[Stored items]

+++++

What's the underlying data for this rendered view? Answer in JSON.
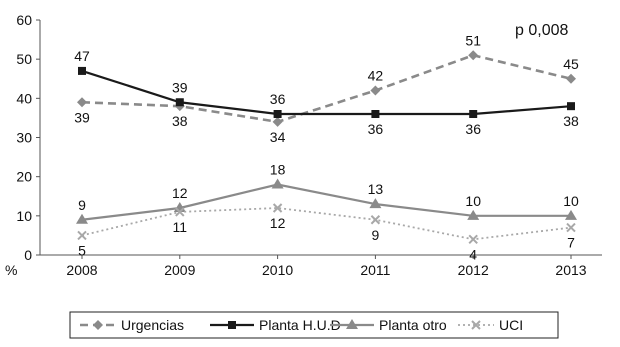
{
  "chart_data": {
    "type": "line",
    "title": "",
    "xlabel": "",
    "ylabel": "%",
    "annotation": "p 0,008",
    "categories": [
      "2008",
      "2009",
      "2010",
      "2011",
      "2012",
      "2013"
    ],
    "ylim": [
      0,
      60
    ],
    "yticks": [
      "0",
      "10",
      "20",
      "30",
      "40",
      "50",
      "60"
    ],
    "grid": false,
    "legend_position": "bottom",
    "series": [
      {
        "name": "Urgencias",
        "values": [
          39,
          38,
          34,
          42,
          51,
          45
        ],
        "labels": [
          "39",
          "38",
          "34",
          "42",
          "51",
          "45"
        ],
        "color": "#8a8a8a",
        "dash": "dashed",
        "marker": "diamond",
        "label_pos": [
          "below",
          "below",
          "below",
          "above",
          "above",
          "above"
        ]
      },
      {
        "name": "Planta H.U.D",
        "values": [
          47,
          39,
          36,
          36,
          36,
          38
        ],
        "labels": [
          "47",
          "39",
          "36",
          "36",
          "36",
          "38"
        ],
        "color": "#1a1a1a",
        "dash": "solid",
        "marker": "square",
        "label_pos": [
          "above",
          "above",
          "above",
          "below",
          "below",
          "below"
        ]
      },
      {
        "name": "Planta otro",
        "values": [
          9,
          12,
          18,
          13,
          10,
          10
        ],
        "labels": [
          "9",
          "12",
          "18",
          "13",
          "10",
          "10"
        ],
        "color": "#8a8a8a",
        "dash": "solid",
        "marker": "triangle",
        "label_pos": [
          "above",
          "above",
          "above",
          "above",
          "above",
          "above"
        ]
      },
      {
        "name": "UCI",
        "values": [
          5,
          11,
          12,
          9,
          4,
          7
        ],
        "labels": [
          "5",
          "11",
          "12",
          "9",
          "4",
          "7"
        ],
        "color": "#a8a8a8",
        "dash": "dotted",
        "marker": "x",
        "label_pos": [
          "below",
          "below",
          "below",
          "below",
          "below",
          "below"
        ]
      }
    ]
  }
}
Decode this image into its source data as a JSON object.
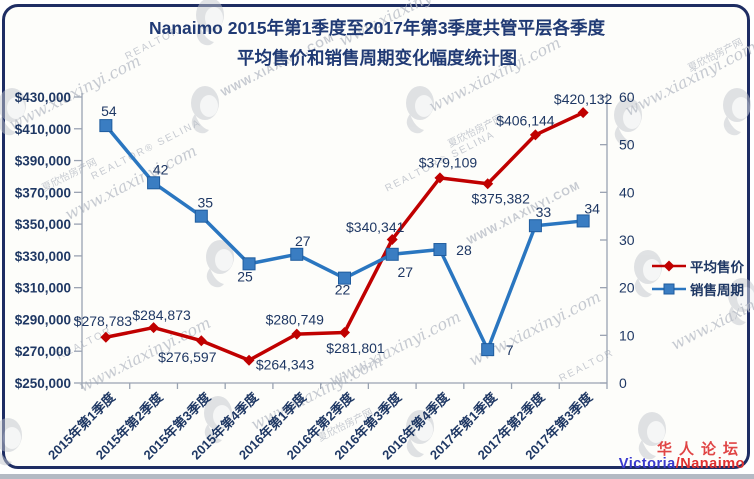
{
  "title": {
    "line1": "Nanaimo 2015年第1季度至2017年第3季度共管平层各季度",
    "line2": "平均售价和销售周期变化幅度统计图"
  },
  "legend": {
    "items": [
      {
        "label": "平均售价"
      },
      {
        "label": "销售周期"
      }
    ]
  },
  "footer": {
    "forum": "华人论坛",
    "location_blue": "Victoria",
    "location_red": "/Nanaimo"
  },
  "watermarks": {
    "script": "www.xiaxinyi.com",
    "caps": "WWW.XIAXINYI.COM",
    "cn": "夏欣怡房产网",
    "realtor": "REALTOR® SELINA",
    "realtor_short": "REALTOR"
  },
  "chart_data": {
    "type": "line",
    "title": "Nanaimo 2015年第1季度至2017年第3季度共管平层各季度平均售价和销售周期变化幅度统计图",
    "grid": false,
    "legend_position": "right",
    "categories": [
      "2015年第1季度",
      "2015年第2季度",
      "2015年第3季度",
      "2015年第4季度",
      "2016年第1季度",
      "2016年第2季度",
      "2016年第3季度",
      "2016年第4季度",
      "2017年第1季度",
      "2017年第2季度",
      "2017年第3季度"
    ],
    "series": [
      {
        "name": "平均售价",
        "axis": "left",
        "color": "#c00000",
        "marker": "diamond",
        "values": [
          278783,
          284873,
          276597,
          264343,
          280749,
          281801,
          340341,
          379109,
          375382,
          406144,
          420132
        ],
        "labels": [
          "$278,783",
          "$284,873",
          "$276,597",
          "$264,343",
          "$280,749",
          "$281,801",
          "$340,341",
          "$379,109",
          "$375,382",
          "$406,144",
          "$420,132"
        ]
      },
      {
        "name": "销售周期",
        "axis": "right",
        "color": "#2a76c0",
        "marker": "square",
        "marker_fill": "#3a7dc2",
        "marker_stroke": "#1f5c9e",
        "values": [
          54,
          42,
          35,
          25,
          27,
          22,
          27,
          28,
          7,
          33,
          34
        ],
        "labels": [
          "54",
          "42",
          "35",
          "25",
          "27",
          "22",
          "27",
          "28",
          "7",
          "33",
          "34"
        ]
      }
    ],
    "left_axis": {
      "min": 250000,
      "max": 430000,
      "step": 20000,
      "tick_labels": [
        "$250,000",
        "$270,000",
        "$290,000",
        "$310,000",
        "$330,000",
        "$350,000",
        "$370,000",
        "$390,000",
        "$410,000",
        "$430,000"
      ]
    },
    "right_axis": {
      "min": 0,
      "max": 60,
      "step": 10,
      "tick_labels": [
        "0",
        "10",
        "20",
        "30",
        "40",
        "50",
        "60"
      ]
    },
    "text_color": "#1f3864",
    "axis_color": "#9aa3b2"
  }
}
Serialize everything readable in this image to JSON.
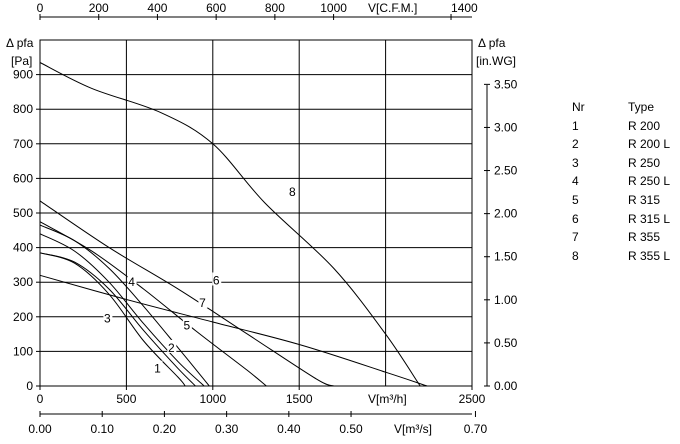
{
  "chart_data": {
    "type": "line",
    "x_axes": {
      "top": {
        "label": "V[C.F.M.]",
        "ticks": [
          "0",
          "200",
          "400",
          "600",
          "800",
          "1000",
          "1400"
        ]
      },
      "bottom1": {
        "label": "V[m³/h]",
        "ticks": [
          "0",
          "500",
          "1000",
          "1500",
          "2500"
        ],
        "range": [
          0,
          2500
        ]
      },
      "bottom2": {
        "label": "V[m³/s]",
        "ticks": [
          "0.00",
          "0.10",
          "0.20",
          "0.30",
          "0.40",
          "0.50",
          "0.70"
        ]
      }
    },
    "y_axes": {
      "left": {
        "label": "Δ pfa",
        "unit": "[Pa]",
        "ticks": [
          "0",
          "100",
          "200",
          "300",
          "400",
          "500",
          "600",
          "700",
          "800",
          "900"
        ],
        "range": [
          0,
          1000
        ]
      },
      "right": {
        "label": "Δ pfa",
        "unit": "[in.WG]",
        "ticks": [
          "0.00",
          "0.50",
          "1.00",
          "1.50",
          "2.00",
          "2.50",
          "3.00",
          "3.50"
        ]
      }
    },
    "grid": true,
    "series": [
      {
        "name": "1",
        "points": [
          [
            0,
            385
          ],
          [
            200,
            355
          ],
          [
            400,
            265
          ],
          [
            600,
            130
          ],
          [
            800,
            25
          ],
          [
            840,
            0
          ]
        ]
      },
      {
        "name": "2",
        "points": [
          [
            0,
            385
          ],
          [
            200,
            358
          ],
          [
            400,
            280
          ],
          [
            600,
            160
          ],
          [
            800,
            50
          ],
          [
            900,
            0
          ]
        ]
      },
      {
        "name": "3",
        "points": [
          [
            0,
            440
          ],
          [
            200,
            390
          ],
          [
            400,
            300
          ],
          [
            600,
            180
          ],
          [
            800,
            70
          ],
          [
            950,
            0
          ]
        ]
      },
      {
        "name": "4",
        "points": [
          [
            0,
            465
          ],
          [
            200,
            420
          ],
          [
            400,
            340
          ],
          [
            600,
            230
          ],
          [
            800,
            110
          ],
          [
            980,
            0
          ]
        ]
      },
      {
        "name": "5",
        "points": [
          [
            0,
            475
          ],
          [
            300,
            390
          ],
          [
            600,
            280
          ],
          [
            900,
            160
          ],
          [
            1200,
            45
          ],
          [
            1310,
            0
          ]
        ]
      },
      {
        "name": "6",
        "points": [
          [
            0,
            535
          ],
          [
            400,
            400
          ],
          [
            800,
            280
          ],
          [
            1200,
            150
          ],
          [
            1600,
            20
          ],
          [
            1700,
            0
          ]
        ]
      },
      {
        "name": "7",
        "points": [
          [
            0,
            320
          ],
          [
            500,
            250
          ],
          [
            1000,
            185
          ],
          [
            1500,
            120
          ],
          [
            2000,
            40
          ],
          [
            2240,
            0
          ]
        ]
      },
      {
        "name": "8",
        "points": [
          [
            0,
            935
          ],
          [
            300,
            860
          ],
          [
            700,
            790
          ],
          [
            1000,
            700
          ],
          [
            1300,
            530
          ],
          [
            1700,
            340
          ],
          [
            2000,
            150
          ],
          [
            2200,
            0
          ]
        ]
      }
    ],
    "curve_labels": [
      {
        "text": "1",
        "x": 680,
        "y": 50
      },
      {
        "text": "2",
        "x": 760,
        "y": 110
      },
      {
        "text": "3",
        "x": 390,
        "y": 195
      },
      {
        "text": "4",
        "x": 530,
        "y": 300
      },
      {
        "text": "5",
        "x": 850,
        "y": 175
      },
      {
        "text": "6",
        "x": 1020,
        "y": 305
      },
      {
        "text": "7",
        "x": 940,
        "y": 240
      },
      {
        "text": "8",
        "x": 1460,
        "y": 560
      }
    ],
    "legend": {
      "headers": {
        "nr": "Nr",
        "type": "Type"
      },
      "rows": [
        {
          "nr": "1",
          "type": "R 200"
        },
        {
          "nr": "2",
          "type": "R 200 L"
        },
        {
          "nr": "3",
          "type": "R 250"
        },
        {
          "nr": "4",
          "type": "R 250 L"
        },
        {
          "nr": "5",
          "type": "R 315"
        },
        {
          "nr": "6",
          "type": "R 315 L"
        },
        {
          "nr": "7",
          "type": "R 355"
        },
        {
          "nr": "8",
          "type": "R 355 L"
        }
      ]
    }
  }
}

+++++

§ **Exercise directions**:
Return a copy of every line that includes the word "dash".

§ **Task response**:
        "dash": "dashed",
        "dash": "solid",
        "dash": "solid",
        "dash": "dotted",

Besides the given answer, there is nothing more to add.